Goal of the exercise: In the records below, copy the part that opens with the line containing "slide-title: 500 kt" and closes with the line containing "Output each element", both included, character for character.

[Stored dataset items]
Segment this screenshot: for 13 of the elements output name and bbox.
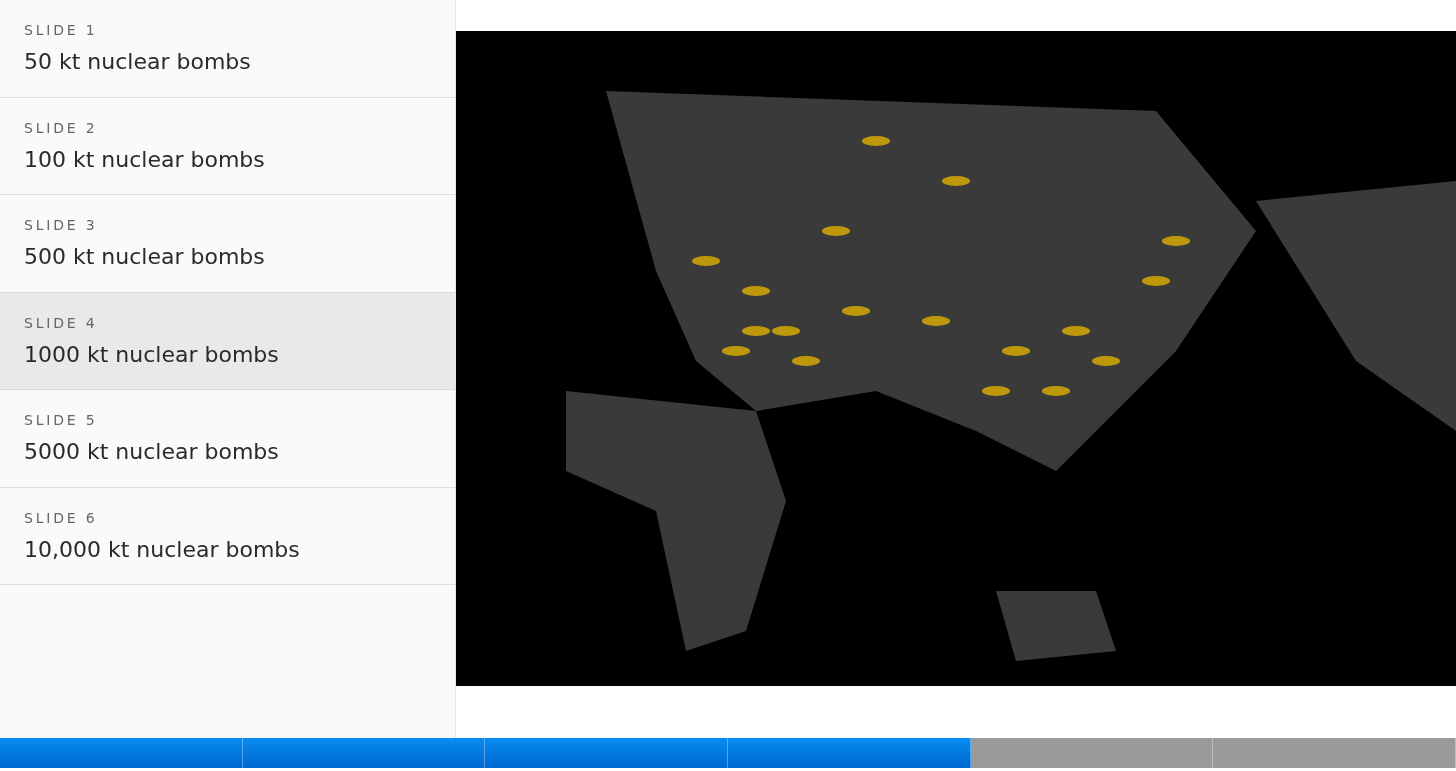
slide-title: 500 kt nuclear bombs	[24, 243, 266, 271]
slide-number: SLIDE 6	[24, 508, 99, 528]
slide-number: SLIDE 1	[24, 21, 99, 40]
slide-title: 100 kt nuclear bombs	[24, 145, 266, 174]
slide-number: SLIDE 3	[24, 216, 99, 235]
slide-number: SLIDE 2	[24, 118, 99, 138]
slide-title: 5000 kt nuclear bombs	[24, 438, 280, 466]
slide-item[interactable]: SLIDE 4 1000 kt nuclear bombs	[0, 292, 455, 390]
slide-number: SLIDE 4	[24, 313, 99, 333]
slide-title: 1000 kt nuclear bombs	[24, 340, 280, 369]
slide-title: 10,000 kt nuclear bombs	[24, 535, 301, 564]
slide-title: 50 kt nuclear bombs	[24, 48, 252, 76]
slide-number: SLIDE 5	[24, 411, 99, 430]
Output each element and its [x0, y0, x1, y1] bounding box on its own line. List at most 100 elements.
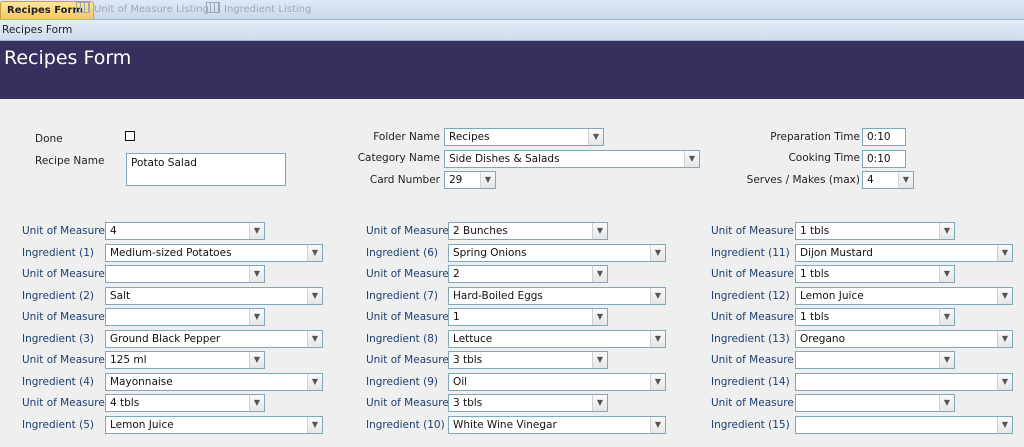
- unit-of-measure-combo-7[interactable]: 2 ▼: [448, 265, 608, 283]
- ingredient-label-11: Ingredient (11): [711, 247, 790, 259]
- chevron-down-icon[interactable]: ▼: [939, 223, 954, 239]
- ingredient-combo-13-value: Oregano: [800, 333, 845, 345]
- unit-of-measure-combo-9[interactable]: 3 tbls ▼: [448, 351, 608, 369]
- chevron-down-icon[interactable]: ▼: [307, 331, 322, 347]
- chevron-down-icon[interactable]: ▼: [307, 288, 322, 304]
- ingredient-combo-14[interactable]: ▼: [795, 373, 1013, 391]
- chevron-down-icon[interactable]: ▼: [939, 309, 954, 325]
- chevron-down-icon[interactable]: ▼: [997, 331, 1012, 347]
- chevron-down-icon[interactable]: ▼: [650, 374, 665, 390]
- chevron-down-icon[interactable]: ▼: [249, 223, 264, 239]
- ingredient-combo-9[interactable]: Oil ▼: [448, 373, 666, 391]
- ingredient-combo-9-value: Oil: [453, 376, 468, 388]
- unit-of-measure-label: Unit of Measure: [366, 225, 449, 237]
- ingredient-combo-4[interactable]: Mayonnaise ▼: [105, 373, 323, 391]
- chevron-down-icon[interactable]: ▼: [592, 352, 607, 368]
- ingredient-combo-8[interactable]: Lettuce ▼: [448, 330, 666, 348]
- unit-of-measure-label: Unit of Measure: [711, 225, 794, 237]
- ingredient-combo-2[interactable]: Salt ▼: [105, 287, 323, 305]
- chevron-down-icon[interactable]: ▼: [650, 245, 665, 261]
- ingredient-combo-15[interactable]: ▼: [795, 416, 1013, 434]
- ingredient-combo-6[interactable]: Spring Onions ▼: [448, 244, 666, 262]
- ingredient-combo-5-value: Lemon Juice: [110, 419, 174, 431]
- folder-name-combo[interactable]: Recipes ▼: [444, 128, 604, 146]
- unit-of-measure-combo-10[interactable]: 3 tbls ▼: [448, 394, 608, 412]
- unit-of-measure-label: Unit of Measure: [22, 225, 105, 237]
- recipe-name-field[interactable]: Potato Salad: [126, 153, 286, 186]
- unit-of-measure-combo-13[interactable]: 1 tbls ▼: [795, 308, 955, 326]
- card-number-combo[interactable]: 29 ▼: [444, 171, 496, 189]
- ingredient-combo-10[interactable]: White Wine Vinegar ▼: [448, 416, 666, 434]
- chevron-down-icon[interactable]: ▼: [650, 331, 665, 347]
- category-name-combo[interactable]: Side Dishes & Salads ▼: [444, 150, 700, 168]
- chevron-down-icon[interactable]: ▼: [684, 151, 699, 167]
- chevron-down-icon[interactable]: ▼: [249, 352, 264, 368]
- chevron-down-icon[interactable]: ▼: [307, 374, 322, 390]
- chevron-down-icon[interactable]: ▼: [592, 223, 607, 239]
- chevron-down-icon[interactable]: ▼: [592, 395, 607, 411]
- chevron-down-icon[interactable]: ▼: [939, 266, 954, 282]
- ingredient-combo-2-value: Salt: [110, 290, 131, 302]
- unit-of-measure-label: Unit of Measure: [22, 354, 105, 366]
- ingredient-combo-13[interactable]: Oregano ▼: [795, 330, 1013, 348]
- done-checkbox[interactable]: [125, 131, 135, 141]
- chevron-down-icon[interactable]: ▼: [249, 395, 264, 411]
- preparation-time-field[interactable]: 0:10: [862, 128, 906, 146]
- unit-of-measure-combo-8[interactable]: 1 ▼: [448, 308, 608, 326]
- ingredient-combo-1[interactable]: Medium-sized Potatoes ▼: [105, 244, 323, 262]
- tab-ingredient-listing[interactable]: Ingredient Listing: [200, 1, 321, 18]
- unit-of-measure-combo-4[interactable]: 125 ml ▼: [105, 351, 265, 369]
- unit-of-measure-combo-14[interactable]: ▼: [795, 351, 955, 369]
- serves-makes-combo[interactable]: 4 ▼: [862, 171, 914, 189]
- unit-of-measure-combo-11[interactable]: 1 tbls ▼: [795, 222, 955, 240]
- unit-of-measure-label: Unit of Measure: [366, 397, 449, 409]
- chevron-down-icon[interactable]: ▼: [592, 309, 607, 325]
- unit-of-measure-combo-2[interactable]: ▼: [105, 265, 265, 283]
- unit-of-measure-combo-12[interactable]: 1 tbls ▼: [795, 265, 955, 283]
- unit-of-measure-combo-6[interactable]: 2 Bunches ▼: [448, 222, 608, 240]
- chevron-down-icon[interactable]: ▼: [939, 395, 954, 411]
- unit-of-measure-combo-15[interactable]: ▼: [795, 394, 955, 412]
- done-label: Done: [35, 133, 63, 145]
- chevron-down-icon[interactable]: ▼: [249, 309, 264, 325]
- chevron-down-icon[interactable]: ▼: [249, 266, 264, 282]
- ingredient-combo-11[interactable]: Dijon Mustard ▼: [795, 244, 1013, 262]
- chevron-down-icon[interactable]: ▼: [650, 288, 665, 304]
- chevron-down-icon[interactable]: ▼: [997, 417, 1012, 433]
- tab-label: Ingredient Listing: [224, 4, 312, 15]
- ingredient-combo-11-value: Dijon Mustard: [800, 247, 873, 259]
- chevron-down-icon[interactable]: ▼: [650, 417, 665, 433]
- ingredient-label-5: Ingredient (5): [22, 419, 94, 431]
- cooking-time-field[interactable]: 0:10: [862, 150, 906, 168]
- form-subheader: Recipes Form: [0, 20, 1024, 41]
- recipe-name-label: Recipe Name: [35, 155, 105, 167]
- chevron-down-icon[interactable]: ▼: [480, 172, 495, 188]
- chevron-down-icon[interactable]: ▼: [997, 374, 1012, 390]
- chevron-down-icon[interactable]: ▼: [997, 245, 1012, 261]
- chevron-down-icon[interactable]: ▼: [588, 129, 603, 145]
- ingredient-combo-3[interactable]: Ground Black Pepper ▼: [105, 330, 323, 348]
- ingredient-combo-12[interactable]: Lemon Juice ▼: [795, 287, 1013, 305]
- ingredient-combo-7[interactable]: Hard-Boiled Eggs ▼: [448, 287, 666, 305]
- unit-of-measure-combo-13-value: 1 tbls: [800, 311, 830, 323]
- chevron-down-icon[interactable]: ▼: [307, 245, 322, 261]
- folder-name-label: Folder Name: [373, 131, 440, 143]
- unit-of-measure-combo-3[interactable]: ▼: [105, 308, 265, 326]
- unit-of-measure-combo-10-value: 3 tbls: [453, 397, 483, 409]
- ingredient-combo-1-value: Medium-sized Potatoes: [110, 247, 232, 259]
- unit-of-measure-combo-1[interactable]: 4 ▼: [105, 222, 265, 240]
- chevron-down-icon[interactable]: ▼: [307, 417, 322, 433]
- card-number-label: Card Number: [369, 174, 440, 186]
- ingredient-combo-12-value: Lemon Juice: [800, 290, 864, 302]
- tab-label: Unit of Measure Listing: [94, 4, 209, 15]
- preparation-time-label: Preparation Time: [770, 131, 860, 143]
- chevron-down-icon[interactable]: ▼: [592, 266, 607, 282]
- unit-of-measure-combo-5[interactable]: 4 tbls ▼: [105, 394, 265, 412]
- unit-of-measure-label: Unit of Measure: [22, 397, 105, 409]
- chevron-down-icon[interactable]: ▼: [997, 288, 1012, 304]
- tab-unit-of-measure-listing[interactable]: Unit of Measure Listing: [70, 1, 219, 18]
- ingredient-combo-6-value: Spring Onions: [453, 247, 527, 259]
- chevron-down-icon[interactable]: ▼: [898, 172, 913, 188]
- ingredient-combo-5[interactable]: Lemon Juice ▼: [105, 416, 323, 434]
- chevron-down-icon[interactable]: ▼: [939, 352, 954, 368]
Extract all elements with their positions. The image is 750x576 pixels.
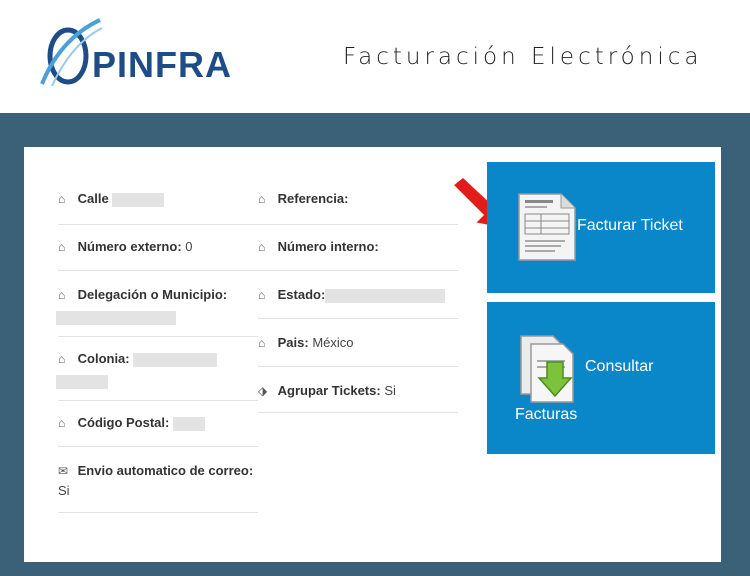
facturar-ticket-button[interactable]: Facturar Ticket <box>487 162 715 293</box>
home-icon: ⌂ <box>258 288 266 302</box>
home-icon: ⌂ <box>58 192 66 206</box>
redacted-value <box>56 310 176 325</box>
header: PINFRA Facturación Electrónica <box>0 0 750 113</box>
redacted-value <box>172 416 205 431</box>
field-label: Envio automatico de correo: <box>77 463 254 478</box>
field-label: Agrupar Tickets: <box>277 383 381 398</box>
facturas-label: Facturas <box>515 406 578 423</box>
field-value: México <box>308 335 354 350</box>
field-label: Código Postal: <box>77 415 170 430</box>
home-icon: ⌂ <box>258 240 266 254</box>
field-numero-interno: ⌂ Número interno: <box>258 237 458 271</box>
field-envio-correo: ✉ Envio automatico de correo: Si <box>58 461 258 513</box>
logo-text: PINFRA <box>92 44 232 85</box>
home-icon: ⌂ <box>258 336 266 350</box>
field-numero-externo: ⌂ Número externo: 0 <box>58 237 258 271</box>
tag-icon: ⬗ <box>258 384 268 398</box>
field-calle: ⌂ Calle <box>58 189 258 225</box>
facturar-ticket-label: Facturar Ticket <box>577 217 683 234</box>
envelope-icon: ✉ <box>58 464 69 478</box>
consultar-facturas-button[interactable]: Consultar Facturas <box>487 302 715 454</box>
info-card: ⌂ Calle ⌂ Número externo: 0 ⌂ Delegación… <box>24 147 721 562</box>
redacted-value <box>56 374 108 389</box>
field-delegacion: ⌂ Delegación o Municipio: <box>56 285 258 337</box>
field-label: Calle <box>77 191 109 206</box>
field-pais: ⌂ Pais: México <box>258 333 458 367</box>
field-label: Estado: <box>277 287 326 302</box>
field-estado: ⌂ Estado: <box>258 285 458 319</box>
home-icon: ⌂ <box>258 192 266 206</box>
field-agrupar-tickets: ⬗ Agrupar Tickets: Si <box>258 381 458 413</box>
home-icon: ⌂ <box>58 352 66 366</box>
page-title: Facturación Electrónica <box>343 44 703 70</box>
field-label: Número externo: <box>77 239 182 254</box>
field-value: Si <box>58 483 70 498</box>
pinfra-logo: PINFRA <box>34 14 244 87</box>
field-value: 0 <box>181 239 193 254</box>
redacted-value <box>133 352 218 367</box>
field-colonia: ⌂ Colonia: <box>56 349 258 401</box>
field-label: Colonia: <box>77 351 130 366</box>
field-label: Delegación o Municipio: <box>77 287 228 302</box>
home-icon: ⌂ <box>58 288 66 302</box>
field-referencia: ⌂ Referencia: <box>258 189 458 225</box>
home-icon: ⌂ <box>58 240 66 254</box>
field-label: Número interno: <box>277 239 379 254</box>
redacted-value <box>112 192 165 207</box>
field-label: Pais: <box>277 335 309 350</box>
consultar-label: Consultar <box>585 358 654 375</box>
redacted-value <box>325 288 446 303</box>
field-label: Referencia: <box>277 191 349 206</box>
document-icon <box>518 193 576 261</box>
home-icon: ⌂ <box>58 416 66 430</box>
download-documents-icon <box>520 335 574 403</box>
field-codigo-postal: ⌂ Código Postal: <box>58 413 258 447</box>
field-value: Si <box>380 383 396 398</box>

Task output:
slide-title: 500 kt nuclear bombs	[24, 243, 266, 271]
slide-number: SLIDE 6	[24, 508, 99, 528]
slide-number: SLIDE 1	[24, 21, 99, 40]
slide-title: 100 kt nuclear bombs	[24, 145, 266, 174]
slide-number: SLIDE 3	[24, 216, 99, 235]
slide-number: SLIDE 2	[24, 118, 99, 138]
slide-title: 5000 kt nuclear bombs	[24, 438, 280, 466]
slide-item[interactable]: SLIDE 4 1000 kt nuclear bombs	[0, 292, 455, 390]
slide-number: SLIDE 4	[24, 313, 99, 333]
slide-title: 1000 kt nuclear bombs	[24, 340, 280, 369]
slide-title: 10,000 kt nuclear bombs	[24, 535, 301, 564]
slide-title: 50 kt nuclear bombs	[24, 48, 252, 76]
slide-number: SLIDE 5	[24, 411, 99, 430]
Output each element and its [x0, y0, x1, y1] bounding box on its own line. List at most 100 elements.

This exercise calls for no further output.